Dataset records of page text
=== Begin Enclosure ===
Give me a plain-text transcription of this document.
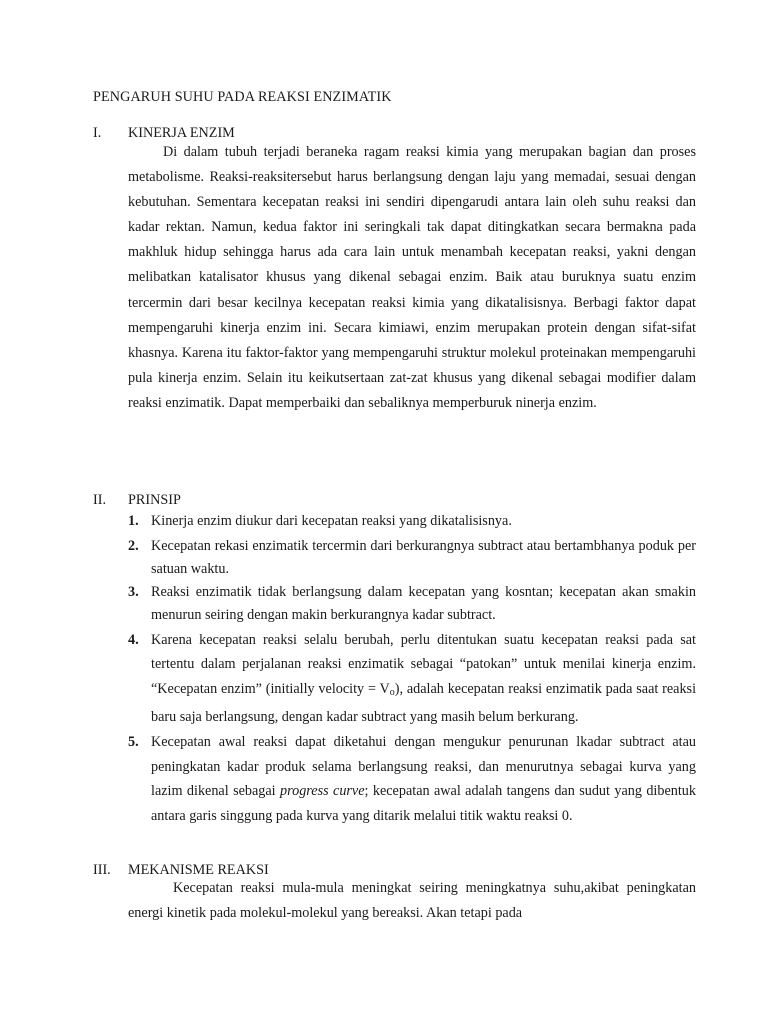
PENGARUH SUHU PADA REAKSI ENZIMATIK
I. KINERJA ENZIM
Di dalam tubuh terjadi beraneka ragam reaksi kimia yang merupakan bagian dan proses metabolisme. Reaksi-reaksitersebut harus berlangsung dengan laju yang memadai, sesuai dengan kebutuhan. Sementara kecepatan reaksi ini sendiri dipengarudi antara lain oleh suhu reaksi dan kadar rektan. Namun, kedua faktor ini seringkali tak dapat ditingkatkan secara bermakna pada makhluk hidup sehingga harus ada cara lain untuk menambah kecepatan reaksi, yakni dengan melibatkan katalisator khusus yang dikenal sebagai enzim. Baik atau buruknya suatu enzim tercermin dari besar kecilnya kecepatan reaksi kimia yang dikatalisisnya. Berbagi faktor dapat mempengaruhi kinerja enzim ini. Secara kimiawi, enzim merupakan protein dengan sifat-sifat khasnya. Karena itu faktor-faktor yang mempengaruhi struktur molekul proteinakan mempengaruhi pula kinerja enzim. Selain itu keikutsertaan zat-zat khusus yang dikenal sebagai modifier dalam reaksi enzimatik. Dapat memperbaiki dan sebaliknya memperburuk ninerja enzim.
II. PRINSIP
1. Kinerja enzim diukur dari kecepatan reaksi yang dikatalisisnya.
2. Kecepatan rekasi enzimatik tercermin dari berkurangnya subtract atau bertambhanya poduk per satuan waktu.
3. Reaksi enzimatik tidak berlangsung dalam kecepatan yang kosntan; kecepatan akan smakin menurun seiring dengan makin berkurangnya kadar subtract.
4. Karena kecepatan reaksi selalu berubah, perlu ditentukan suatu kecepatan reaksi pada sat tertentu dalam perjalanan reaksi enzimatik sebagai “patokan” untuk menilai kinerja enzim. “Kecepatan enzim” (initially velocity = $V_o$), adalah kecepatan reaksi enzimatik pada saat reaksi baru saja berlangsung, dengan kadar subtract yang masih belum berkurang.
5. Kecepatan awal reaksi dapat diketahui dengan mengukur penurunan lkadar subtract atau peningkatan kadar produk selama berlangsung reaksi, dan menurutnya sebagai kurva yang lazim dikenal sebagai progress curve; kecepatan awal adalah tangens dan sudut yang dibentuk antara garis singgung pada kurva yang ditarik melalui titik waktu reaksi 0.
III. MEKANISME REAKSI
Kecepatan reaksi mula-mula meningkat seiring meningkatnya suhu,akibat peningkatan energi kinetik pada molekul-molekul yang bereaksi. Akan tetapi pada
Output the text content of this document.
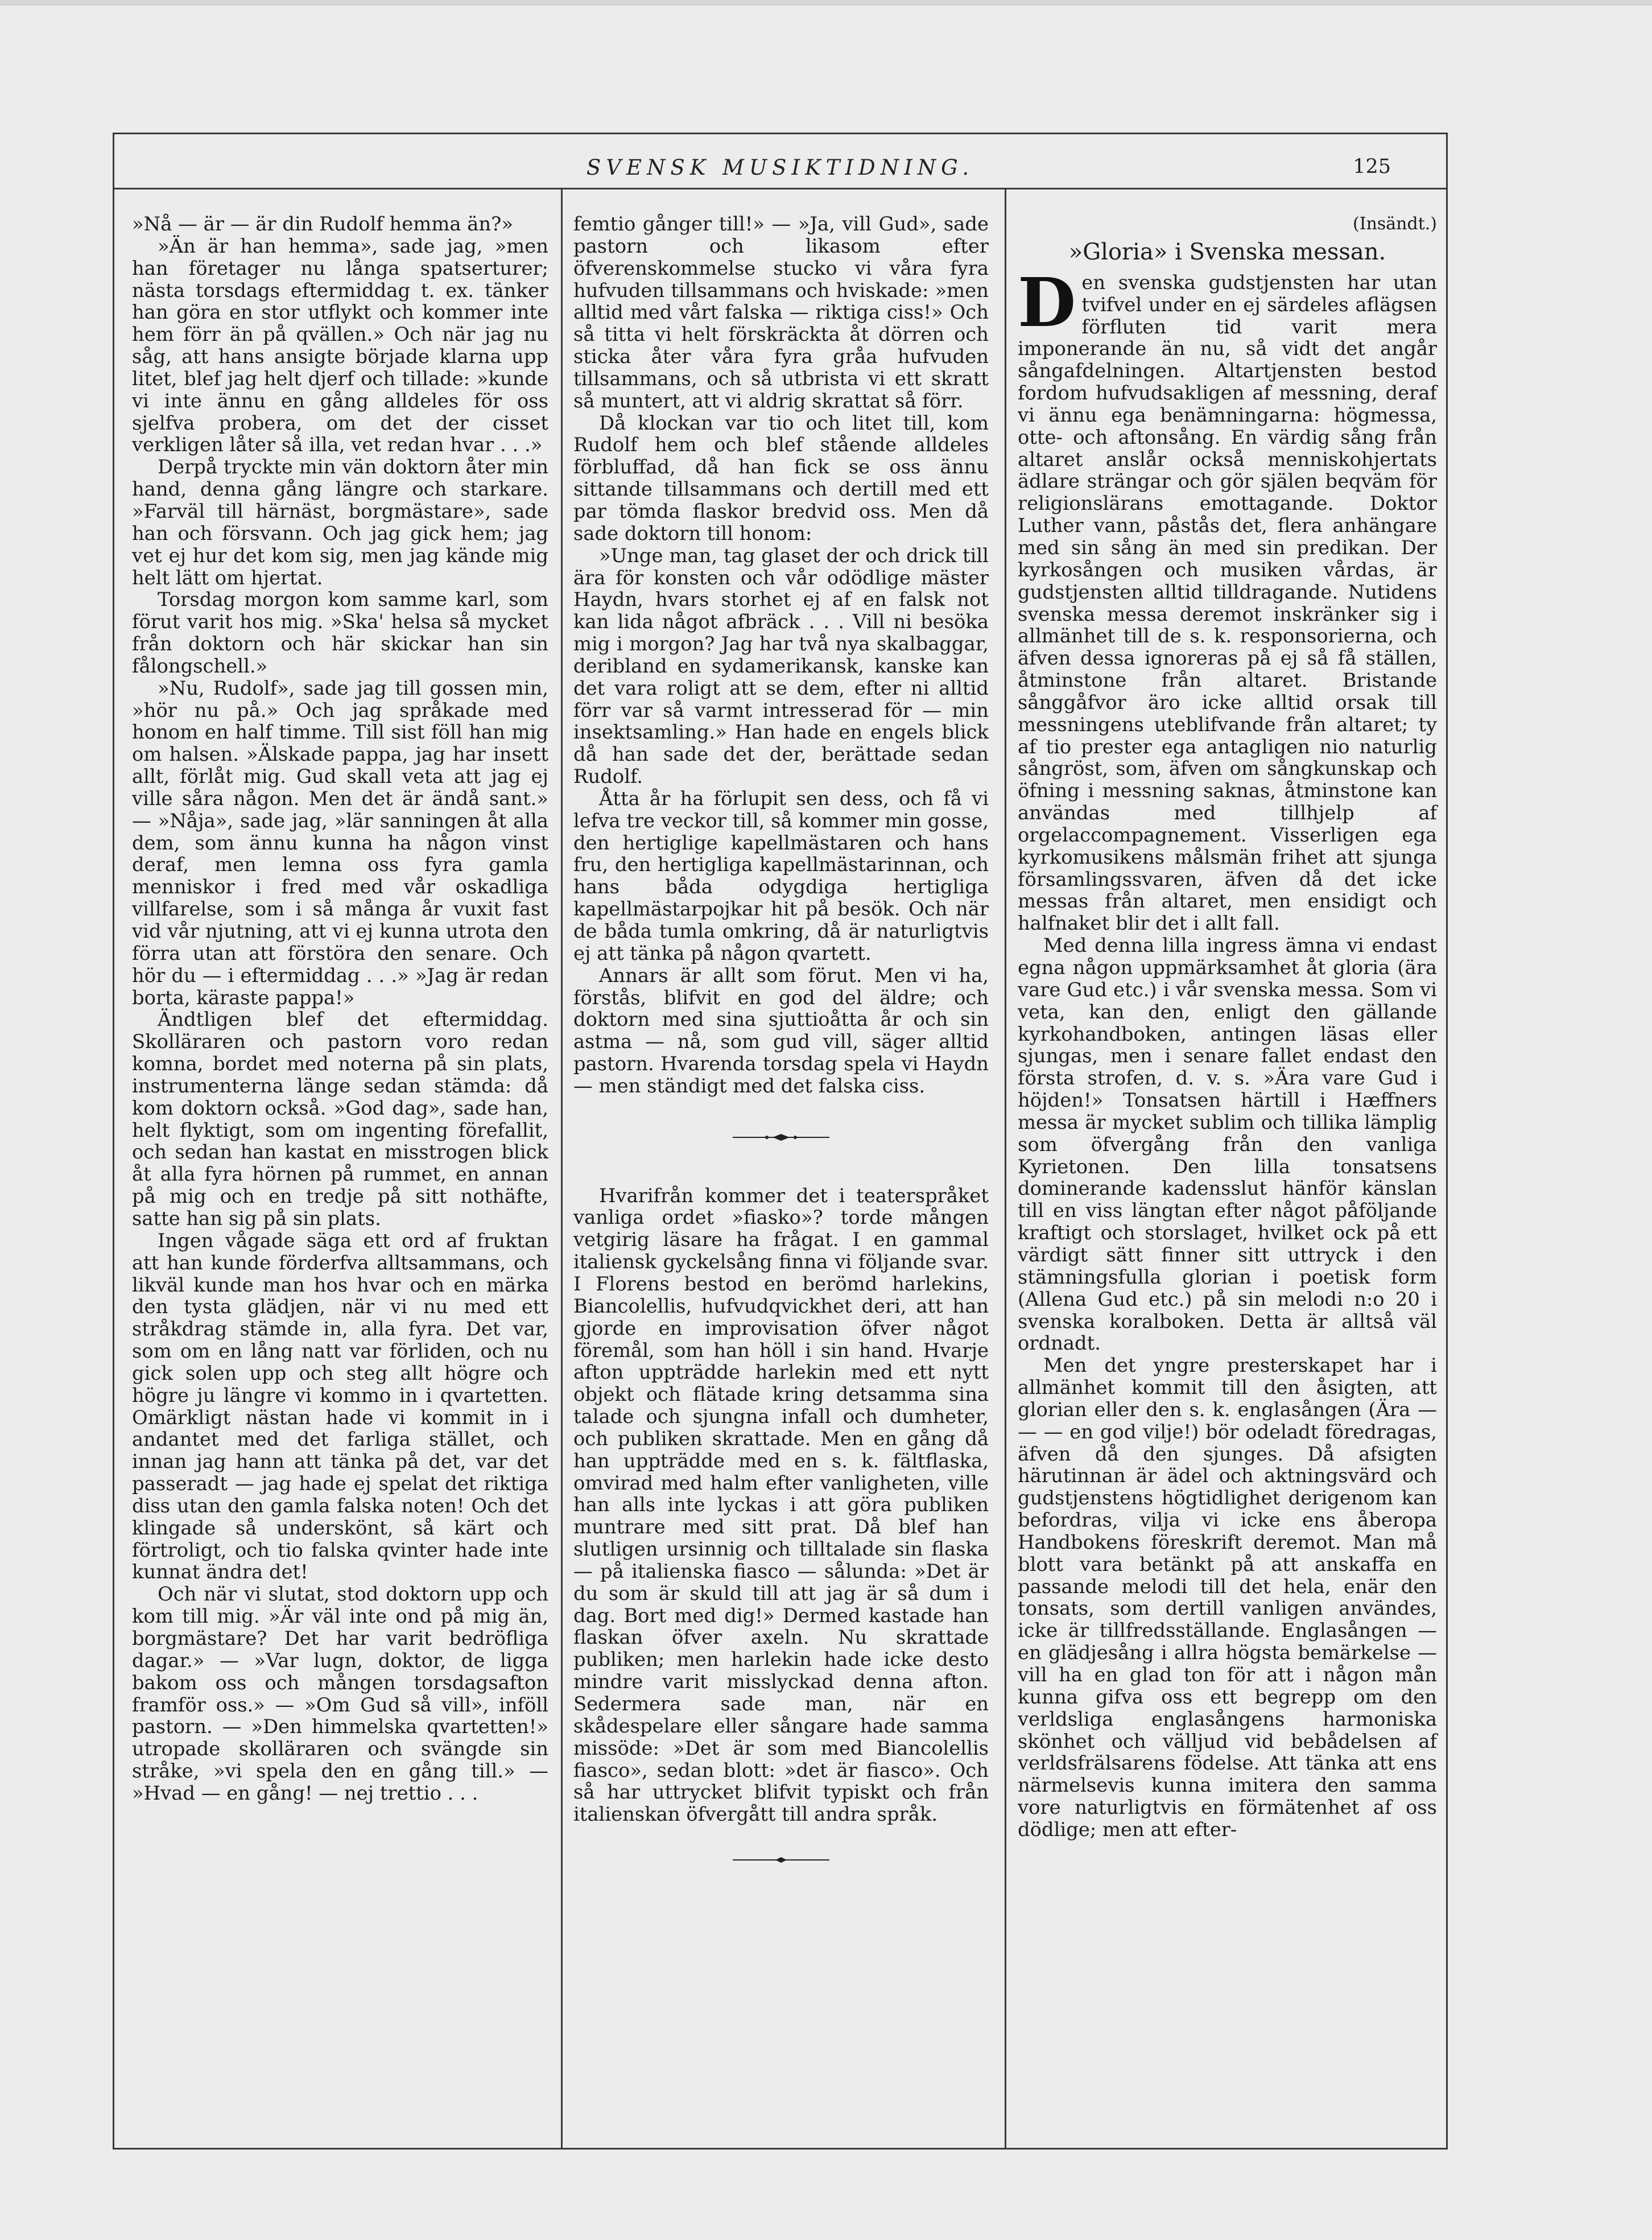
SVENSK MUSIKTIDNING.	125

»Nå — är — är din Rudolf hemma än?»

»Än är han hemma», sade jag, »men han företager nu långa spatserturer; nästa torsdags eftermiddag t. ex. tänker han göra en stor utflykt och kommer inte hem förr än på qvällen.» Och när jag nu såg, att hans ansigte började klarna upp litet, blef jag helt djerf och tillade: »kunde vi inte ännu en gång alldeles för oss sjelfva probera, om det der cisset verkligen låter så illa, vet redan hvar . . .»

Derpå tryckte min vän doktorn åter min hand, denna gång längre och starkare. »Farväl till härnäst, borgmästare», sade han och försvann. Och jag gick hem; jag vet ej hur det kom sig, men jag kände mig helt lätt om hjertat.

Torsdag morgon kom samme karl, som förut varit hos mig. »Ska' helsa så mycket från doktorn och här skickar han sin fålongschell.»

»Nu, Rudolf», sade jag till gossen min, »hör nu på.» Och jag språkade med honom en half timme. Till sist föll han mig om halsen. »Älskade pappa, jag har insett allt, förlåt mig. Gud skall veta att jag ej ville såra någon. Men det är ändå sant.» — »Nåja», sade jag, »lär sanningen åt alla dem, som ännu kunna ha någon vinst deraf, men lemna oss fyra gamla menniskor i fred med vår oskadliga villfarelse, som i så många år vuxit fast vid vår njutning, att vi ej kunna utrota den förra utan att förstöra den senare. Och hör du — i eftermiddag . . .» »Jag är redan borta, käraste pappa!»

Ändtligen blef det eftermiddag. Skolläraren och pastorn voro redan komna, bordet med noterna på sin plats, instrumenterna länge sedan stämda: då kom doktorn också. »God dag», sade han, helt flyktigt, som om ingenting förefallit, och sedan han kastat en misstrogen blick åt alla fyra hörnen på rummet, en annan på mig och en tredje på sitt nothäfte, satte han sig på sin plats.

Ingen vågade säga ett ord af fruktan att han kunde förderfva alltsammans, och likväl kunde man hos hvar och en märka den tysta glädjen, när vi nu med ett stråkdrag stämde in, alla fyra. Det var, som om en lång natt var förliden, och nu gick solen upp och steg allt högre och högre ju längre vi kommo in i qvartetten. Omärkligt nästan hade vi kommit in i andantet med det farliga stället, och innan jag hann att tänka på det, var det passeradt — jag hade ej spelat det riktiga diss utan den gamla falska noten! Och det klingade så underskönt, så kärt och förtroligt, och tio falska qvinter hade inte kunnat ändra det!

Och när vi slutat, stod doktorn upp och kom till mig. »Är väl inte ond på mig än, borgmästare? Det har varit bedröfliga dagar.» — »Var lugn, doktor, de ligga bakom oss och mången torsdagsafton framför oss.» — »Om Gud så vill», inföll pastorn. — »Den himmelska qvartetten!» utropade skolläraren och svängde sin stråke, »vi spela den en gång till.» — »Hvad — en gång! — nej trettio . . .

femtio gånger till!» — »Ja, vill Gud», sade pastorn och likasom efter öfverenskommelse stucko vi våra fyra hufvuden tillsammans och hviskade: »men alltid med vårt falska — riktiga ciss!» Och så titta vi helt förskräckta åt dörren och sticka åter våra fyra gråa hufvuden tillsammans, och så utbrista vi ett skratt så muntert, att vi aldrig skrattat så förr.

Då klockan var tio och litet till, kom Rudolf hem och blef stående alldeles förbluffad, då han fick se oss ännu sittande tillsammans och dertill med ett par tömda flaskor bredvid oss. Men då sade doktorn till honom:

»Unge man, tag glaset der och drick till ära för konsten och vår odödlige mäster Haydn, hvars storhet ej af en falsk not kan lida något afbräck . . . Vill ni besöka mig i morgon? Jag har två nya skalbaggar, deribland en sydamerikansk, kanske kan det vara roligt att se dem, efter ni alltid förr var så varmt intresserad för — min insektsamling.» Han hade en engels blick då han sade det der, berättade sedan Rudolf.

Åtta år ha förlupit sen dess, och få vi lefva tre veckor till, så kommer min gosse, den hertiglige kapellmästaren och hans fru, den hertigliga kapellmästarinnan, och hans båda odygdiga hertigliga kapellmästarpojkar hit på besök. Och när de båda tumla omkring, då är naturligtvis ej att tänka på någon qvartett.

Annars är allt som förut. Men vi ha, förstås, blifvit en god del äldre; och doktorn med sina sjuttioåtta år och sin astma — nå, som gud vill, säger alltid pastorn. Hvarenda torsdag spela vi Haydn — men ständigt med det falska ciss.

Hvarifrån kommer det i teaterspråket vanliga ordet »fiasko»? torde mången vetgirig läsare ha frågat. I en gammal italiensk gyckelsång finna vi följande svar. I Florens bestod en berömd harlekins, Biancolellis, hufvudqvickhet deri, att han gjorde en improvisation öfver något föremål, som han höll i sin hand. Hvarje afton uppträdde harlekin med ett nytt objekt och flätade kring detsamma sina talade och sjungna infall och dumheter, och publiken skrattade. Men en gång då han uppträdde med en s. k. fältflaska, omvirad med halm efter vanligheten, ville han alls inte lyckas i att göra publiken muntrare med sitt prat. Då blef han slutligen ursinnig och tilltalade sin flaska — på italienska fiasco — sålunda: »Det är du som är skuld till att jag är så dum i dag. Bort med dig!» Dermed kastade han flaskan öfver axeln. Nu skrattade publiken; men harlekin hade icke desto mindre varit misslyckad denna afton. Sedermera sade man, när en skådespelare eller sångare hade samma missöde: »Det är som med Biancolellis fiasco», sedan blott: »det är fiasco». Och så har uttrycket blifvit typiskt och från italienskan öfvergått till andra språk.

(Insändt.)

»Gloria» i Svenska messan.

Den svenska gudstjensten har utan tvifvel under en ej särdeles aflägsen förfluten tid varit mera imponerande än nu, så vidt det angår sångafdelningen. Altartjensten bestod fordom hufvudsakligen af messning, deraf vi ännu ega benämningarna: högmessa, otte- och aftonsång. En värdig sång från altaret anslår också menniskohjertats ädlare strängar och gör själen beqväm för religionslärans emottagande. Doktor Luther vann, påstås det, flera anhängare med sin sång än med sin predikan. Der kyrkosången och musiken vårdas, är gudstjensten alltid tilldragande. Nutidens svenska messa deremot inskränker sig i allmänhet till de s. k. responsorierna, och äfven dessa ignoreras på ej så få ställen, åtminstone från altaret. Bristande sånggåfvor äro icke alltid orsak till messningens uteblifvande från altaret; ty af tio prester ega antagligen nio naturlig sångröst, som, äfven om sångkunskap och öfning i messning saknas, åtminstone kan användas med tillhjelp af orgelaccompagnement. Visserligen ega kyrkomusikens målsmän frihet att sjunga församlingssvaren, äfven då det icke messas från altaret, men ensidigt och halfnaket blir det i allt fall.

Med denna lilla ingress ämna vi endast egna någon uppmärksamhet åt gloria (ära vare Gud etc.) i vår svenska messa. Som vi veta, kan den, enligt den gällande kyrkohandboken, antingen läsas eller sjungas, men i senare fallet endast den första strofen, d. v. s. »Ära vare Gud i höjden!» Tonsatsen härtill i Hæffners messa är mycket sublim och tillika lämplig som öfvergång från den vanliga Kyrietonen. Den lilla tonsatsens dominerande kadensslut hänför känslan till en viss längtan efter något påföljande kraftigt och storslaget, hvilket ock på ett värdigt sätt finner sitt uttryck i den stämningsfulla glorian i poetisk form (Allena Gud etc.) på sin melodi n:o 20 i svenska koralboken. Detta är alltså väl ordnadt.

Men det yngre presterskapet har i allmänhet kommit till den åsigten, att glorian eller den s. k. englasången (Ära — — — en god vilje!) bör odeladt föredragas, äfven då den sjunges. Då afsigten härutinnan är ädel och aktningsvärd och gudstjenstens högtidlighet derigenom kan befordras, vilja vi icke ens åberopa Handbokens föreskrift deremot. Man må blott vara betänkt på att anskaffa en passande melodi till det hela, enär den tonsats, som dertill vanligen användes, icke är tillfredsställande. Englasången — en glädjesång i allra högsta bemärkelse — vill ha en glad ton för att i någon mån kunna gifva oss ett begrepp om den verldsliga englasångens harmoniska skönhet och välljud vid bebådelsen af verldsfrälsarens födelse. Att tänka att ens närmelsevis kunna imitera den samma vore naturligtvis en förmätenhet af oss dödlige; men att efter-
=== End Enclosure ===
EXERCISE BRIEF
The lines to copy are those in the records above containing the word "document".

ANSWER SPACE
Give me a plain-text transcription of this document.
Output the text content of this document.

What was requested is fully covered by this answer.